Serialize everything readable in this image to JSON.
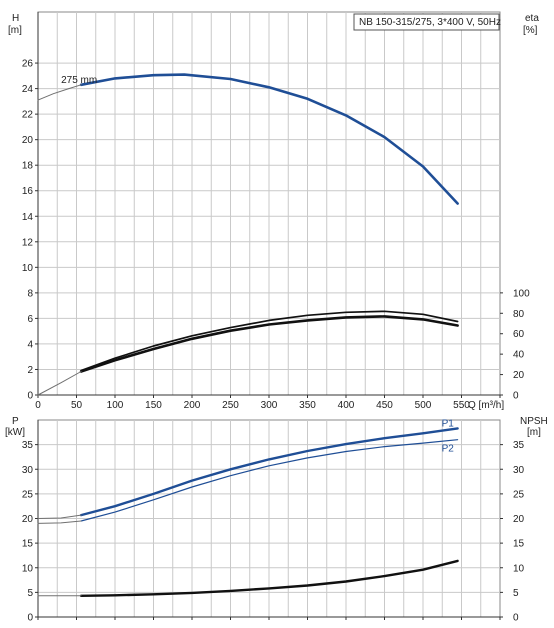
{
  "chart_data": [
    {
      "type": "line",
      "title": "NB 150-315/275, 3*400 V, 50Hz",
      "ylabel_left": "H",
      "ylabel_left_unit": "[m]",
      "ylabel_right": "eta",
      "ylabel_right_unit": "[%]",
      "xlabel": "Q [m³/h]",
      "xlim": [
        0,
        600
      ],
      "ylim_left": [
        0,
        30
      ],
      "ylim_right": [
        0,
        375
      ],
      "x_ticks": [
        "0",
        "50",
        "100",
        "150",
        "200",
        "250",
        "300",
        "350",
        "400",
        "450",
        "500",
        "550"
      ],
      "y_ticks_left": [
        "0",
        "2",
        "4",
        "6",
        "8",
        "10",
        "12",
        "14",
        "16",
        "18",
        "20",
        "22",
        "24",
        "26"
      ],
      "y_ticks_right": [
        "0",
        "20",
        "40",
        "60",
        "80",
        "100"
      ],
      "annotations": [
        {
          "text": "275 mm",
          "x": 30,
          "y": 24.3
        }
      ],
      "series": [
        {
          "axis": "left",
          "color": "#1f4e96",
          "width": 2.6,
          "x": [
            56,
            100,
            150,
            190,
            250,
            300,
            350,
            400,
            450,
            500,
            545
          ],
          "y": [
            24.3,
            24.8,
            25.05,
            25.1,
            24.75,
            24.1,
            23.2,
            21.9,
            20.2,
            17.9,
            15.0
          ]
        },
        {
          "axis": "left",
          "color": "#707070",
          "width": 1,
          "dashed": false,
          "x": [
            0,
            20,
            40,
            56
          ],
          "y": [
            23.1,
            23.6,
            24.0,
            24.3
          ]
        },
        {
          "axis": "right",
          "color": "#111111",
          "width": 1.7,
          "x": [
            56,
            100,
            150,
            200,
            250,
            300,
            350,
            400,
            450,
            500,
            545
          ],
          "y": [
            24,
            36,
            48,
            58,
            66,
            73,
            78,
            81,
            82,
            79,
            72
          ]
        },
        {
          "axis": "right",
          "color": "#111111",
          "width": 2.6,
          "x": [
            56,
            100,
            150,
            200,
            250,
            300,
            350,
            400,
            450,
            500,
            545
          ],
          "y": [
            23,
            34,
            45,
            55,
            63,
            69,
            73,
            76,
            77,
            74,
            68
          ]
        },
        {
          "axis": "right",
          "color": "#707070",
          "width": 1,
          "x": [
            0,
            30,
            56
          ],
          "y": [
            0,
            12,
            23
          ]
        }
      ]
    },
    {
      "type": "line",
      "ylabel_left": "P",
      "ylabel_left_unit": "[kW]",
      "ylabel_right": "NPSH",
      "ylabel_right_unit": "[m]",
      "xlim": [
        0,
        600
      ],
      "ylim_left": [
        0,
        40
      ],
      "ylim_right": [
        0,
        40
      ],
      "y_ticks_left": [
        "0",
        "5",
        "10",
        "15",
        "20",
        "25",
        "30",
        "35"
      ],
      "y_ticks_right": [
        "0",
        "5",
        "10",
        "15",
        "20",
        "25",
        "30",
        "35"
      ],
      "legend": [
        {
          "text": "P1",
          "x": 545,
          "y": 39.3,
          "color": "#1f4e96"
        },
        {
          "text": "P2",
          "x": 545,
          "y": 34.2,
          "color": "#1f4e96"
        }
      ],
      "series": [
        {
          "name": "P1",
          "axis": "left",
          "color": "#1f4e96",
          "width": 2.4,
          "x": [
            56,
            100,
            150,
            200,
            250,
            300,
            350,
            400,
            450,
            500,
            545
          ],
          "y": [
            20.7,
            22.5,
            25.0,
            27.7,
            30.0,
            32.0,
            33.7,
            35.1,
            36.3,
            37.3,
            38.3
          ]
        },
        {
          "name": "P2",
          "axis": "left",
          "color": "#1f4e96",
          "width": 1.2,
          "x": [
            56,
            100,
            150,
            200,
            250,
            300,
            350,
            400,
            450,
            500,
            545
          ],
          "y": [
            19.5,
            21.3,
            23.8,
            26.4,
            28.7,
            30.7,
            32.3,
            33.6,
            34.6,
            35.3,
            36.0
          ]
        },
        {
          "axis": "left",
          "color": "#707070",
          "width": 1,
          "x": [
            0,
            30,
            56
          ],
          "y": [
            20.0,
            20.1,
            20.7
          ]
        },
        {
          "axis": "left",
          "color": "#707070",
          "width": 1,
          "x": [
            0,
            30,
            56
          ],
          "y": [
            19.0,
            19.1,
            19.5
          ]
        },
        {
          "axis": "right",
          "color": "#111111",
          "width": 2.4,
          "x": [
            56,
            100,
            150,
            200,
            250,
            300,
            350,
            400,
            450,
            500,
            545
          ],
          "y": [
            4.3,
            4.4,
            4.6,
            4.9,
            5.3,
            5.8,
            6.4,
            7.2,
            8.3,
            9.6,
            11.4
          ]
        },
        {
          "axis": "right",
          "color": "#707070",
          "width": 1,
          "x": [
            0,
            30,
            56
          ],
          "y": [
            4.3,
            4.3,
            4.3
          ]
        }
      ]
    }
  ]
}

■ ■ ■

Extract the text of all the records above verbatim, excluding pictures.

Serialize everything readable in this image to JSON.
{
  "chart_data": [
    {
      "type": "line",
      "title": "NB 150-315/275, 3*400 V, 50Hz",
      "ylabel_left": "H",
      "ylabel_left_unit": "[m]",
      "ylabel_right": "eta",
      "ylabel_right_unit": "[%]",
      "xlabel": "Q [m³/h]",
      "xlim": [
        0,
        600
      ],
      "ylim_left": [
        0,
        30
      ],
      "ylim_right": [
        0,
        375
      ],
      "x_ticks": [
        "0",
        "50",
        "100",
        "150",
        "200",
        "250",
        "300",
        "350",
        "400",
        "450",
        "500",
        "550"
      ],
      "y_ticks_left": [
        "0",
        "2",
        "4",
        "6",
        "8",
        "10",
        "12",
        "14",
        "16",
        "18",
        "20",
        "22",
        "24",
        "26"
      ],
      "y_ticks_right": [
        "0",
        "20",
        "40",
        "60",
        "80",
        "100"
      ],
      "annotations": [
        {
          "text": "275 mm",
          "x": 30,
          "y": 24.3
        }
      ],
      "series": [
        {
          "axis": "left",
          "color": "#1f4e96",
          "width": 2.6,
          "x": [
            56,
            100,
            150,
            190,
            250,
            300,
            350,
            400,
            450,
            500,
            545
          ],
          "y": [
            24.3,
            24.8,
            25.05,
            25.1,
            24.75,
            24.1,
            23.2,
            21.9,
            20.2,
            17.9,
            15.0
          ]
        },
        {
          "axis": "left",
          "color": "#707070",
          "width": 1,
          "dashed": false,
          "x": [
            0,
            20,
            40,
            56
          ],
          "y": [
            23.1,
            23.6,
            24.0,
            24.3
          ]
        },
        {
          "axis": "right",
          "color": "#111111",
          "width": 1.7,
          "x": [
            56,
            100,
            150,
            200,
            250,
            300,
            350,
            400,
            450,
            500,
            545
          ],
          "y": [
            24,
            36,
            48,
            58,
            66,
            73,
            78,
            81,
            82,
            79,
            72
          ]
        },
        {
          "axis": "right",
          "color": "#111111",
          "width": 2.6,
          "x": [
            56,
            100,
            150,
            200,
            250,
            300,
            350,
            400,
            450,
            500,
            545
          ],
          "y": [
            23,
            34,
            45,
            55,
            63,
            69,
            73,
            76,
            77,
            74,
            68
          ]
        },
        {
          "axis": "right",
          "color": "#707070",
          "width": 1,
          "x": [
            0,
            30,
            56
          ],
          "y": [
            0,
            12,
            23
          ]
        }
      ]
    },
    {
      "type": "line",
      "ylabel_left": "P",
      "ylabel_left_unit": "[kW]",
      "ylabel_right": "NPSH",
      "ylabel_right_unit": "[m]",
      "xlim": [
        0,
        600
      ],
      "ylim_left": [
        0,
        40
      ],
      "ylim_right": [
        0,
        40
      ],
      "y_ticks_left": [
        "0",
        "5",
        "10",
        "15",
        "20",
        "25",
        "30",
        "35"
      ],
      "y_ticks_right": [
        "0",
        "5",
        "10",
        "15",
        "20",
        "25",
        "30",
        "35"
      ],
      "legend": [
        {
          "text": "P1",
          "x": 545,
          "y": 39.3,
          "color": "#1f4e96"
        },
        {
          "text": "P2",
          "x": 545,
          "y": 34.2,
          "color": "#1f4e96"
        }
      ],
      "series": [
        {
          "name": "P1",
          "axis": "left",
          "color": "#1f4e96",
          "width": 2.4,
          "x": [
            56,
            100,
            150,
            200,
            250,
            300,
            350,
            400,
            450,
            500,
            545
          ],
          "y": [
            20.7,
            22.5,
            25.0,
            27.7,
            30.0,
            32.0,
            33.7,
            35.1,
            36.3,
            37.3,
            38.3
          ]
        },
        {
          "name": "P2",
          "axis": "left",
          "color": "#1f4e96",
          "width": 1.2,
          "x": [
            56,
            100,
            150,
            200,
            250,
            300,
            350,
            400,
            450,
            500,
            545
          ],
          "y": [
            19.5,
            21.3,
            23.8,
            26.4,
            28.7,
            30.7,
            32.3,
            33.6,
            34.6,
            35.3,
            36.0
          ]
        },
        {
          "axis": "left",
          "color": "#707070",
          "width": 1,
          "x": [
            0,
            30,
            56
          ],
          "y": [
            20.0,
            20.1,
            20.7
          ]
        },
        {
          "axis": "left",
          "color": "#707070",
          "width": 1,
          "x": [
            0,
            30,
            56
          ],
          "y": [
            19.0,
            19.1,
            19.5
          ]
        },
        {
          "axis": "right",
          "color": "#111111",
          "width": 2.4,
          "x": [
            56,
            100,
            150,
            200,
            250,
            300,
            350,
            400,
            450,
            500,
            545
          ],
          "y": [
            4.3,
            4.4,
            4.6,
            4.9,
            5.3,
            5.8,
            6.4,
            7.2,
            8.3,
            9.6,
            11.4
          ]
        },
        {
          "axis": "right",
          "color": "#707070",
          "width": 1,
          "x": [
            0,
            30,
            56
          ],
          "y": [
            4.3,
            4.3,
            4.3
          ]
        }
      ]
    }
  ]
}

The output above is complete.